— start —

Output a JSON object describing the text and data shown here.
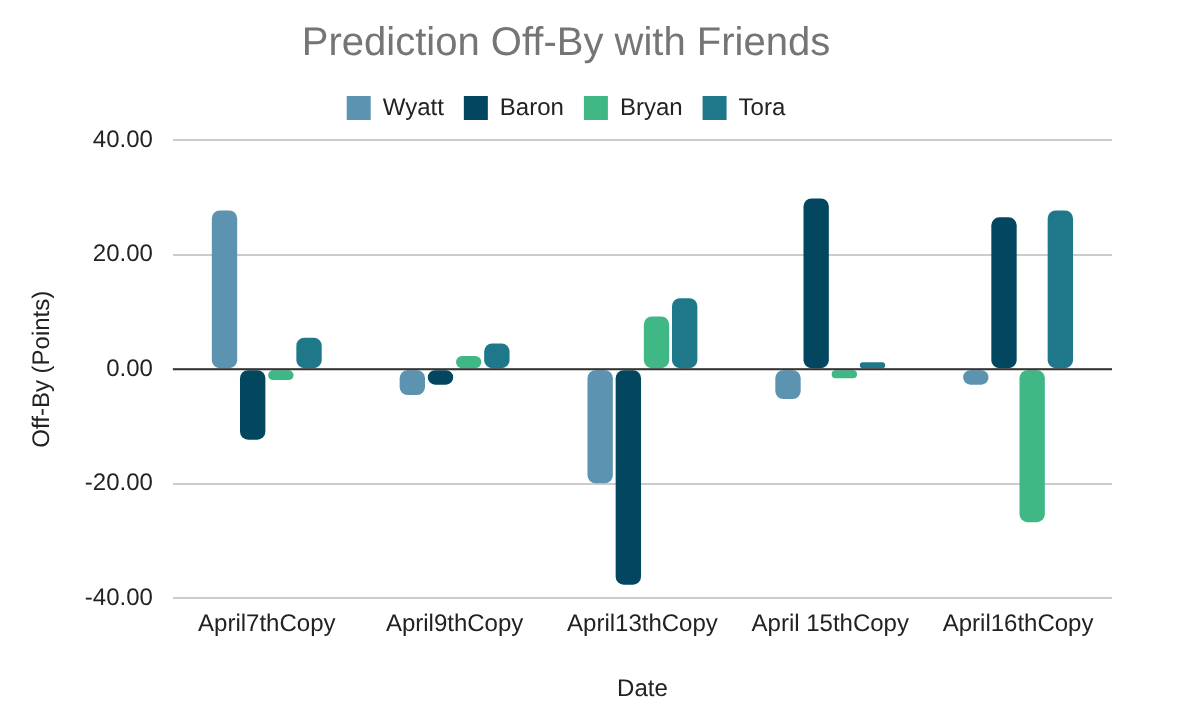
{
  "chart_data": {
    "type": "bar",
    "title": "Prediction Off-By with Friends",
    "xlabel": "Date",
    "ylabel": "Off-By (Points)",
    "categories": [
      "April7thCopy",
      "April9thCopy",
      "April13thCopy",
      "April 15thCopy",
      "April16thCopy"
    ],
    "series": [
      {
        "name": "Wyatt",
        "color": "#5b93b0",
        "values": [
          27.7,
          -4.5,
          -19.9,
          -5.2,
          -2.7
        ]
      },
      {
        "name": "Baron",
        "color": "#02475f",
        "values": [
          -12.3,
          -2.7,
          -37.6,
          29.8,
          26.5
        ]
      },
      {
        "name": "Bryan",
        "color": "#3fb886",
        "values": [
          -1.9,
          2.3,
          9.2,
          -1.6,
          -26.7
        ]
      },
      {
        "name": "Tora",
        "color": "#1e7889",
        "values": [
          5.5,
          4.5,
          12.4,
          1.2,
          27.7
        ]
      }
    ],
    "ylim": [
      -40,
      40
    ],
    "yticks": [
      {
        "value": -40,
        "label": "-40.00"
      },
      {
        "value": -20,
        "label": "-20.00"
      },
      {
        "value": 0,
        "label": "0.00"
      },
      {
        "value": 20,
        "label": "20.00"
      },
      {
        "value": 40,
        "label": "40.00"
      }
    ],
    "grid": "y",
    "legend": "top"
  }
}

— end —

Set exercise - Drop the images and quote the entries word for word.

Solved exercise -
Output a JSON object describing the text and data shown here.
{
  "chart_data": {
    "type": "bar",
    "title": "Prediction Off-By with Friends",
    "xlabel": "Date",
    "ylabel": "Off-By (Points)",
    "categories": [
      "April7thCopy",
      "April9thCopy",
      "April13thCopy",
      "April 15thCopy",
      "April16thCopy"
    ],
    "series": [
      {
        "name": "Wyatt",
        "color": "#5b93b0",
        "values": [
          27.7,
          -4.5,
          -19.9,
          -5.2,
          -2.7
        ]
      },
      {
        "name": "Baron",
        "color": "#02475f",
        "values": [
          -12.3,
          -2.7,
          -37.6,
          29.8,
          26.5
        ]
      },
      {
        "name": "Bryan",
        "color": "#3fb886",
        "values": [
          -1.9,
          2.3,
          9.2,
          -1.6,
          -26.7
        ]
      },
      {
        "name": "Tora",
        "color": "#1e7889",
        "values": [
          5.5,
          4.5,
          12.4,
          1.2,
          27.7
        ]
      }
    ],
    "ylim": [
      -40,
      40
    ],
    "yticks": [
      {
        "value": -40,
        "label": "-40.00"
      },
      {
        "value": -20,
        "label": "-20.00"
      },
      {
        "value": 0,
        "label": "0.00"
      },
      {
        "value": 20,
        "label": "20.00"
      },
      {
        "value": 40,
        "label": "40.00"
      }
    ],
    "grid": "y",
    "legend": "top"
  }
}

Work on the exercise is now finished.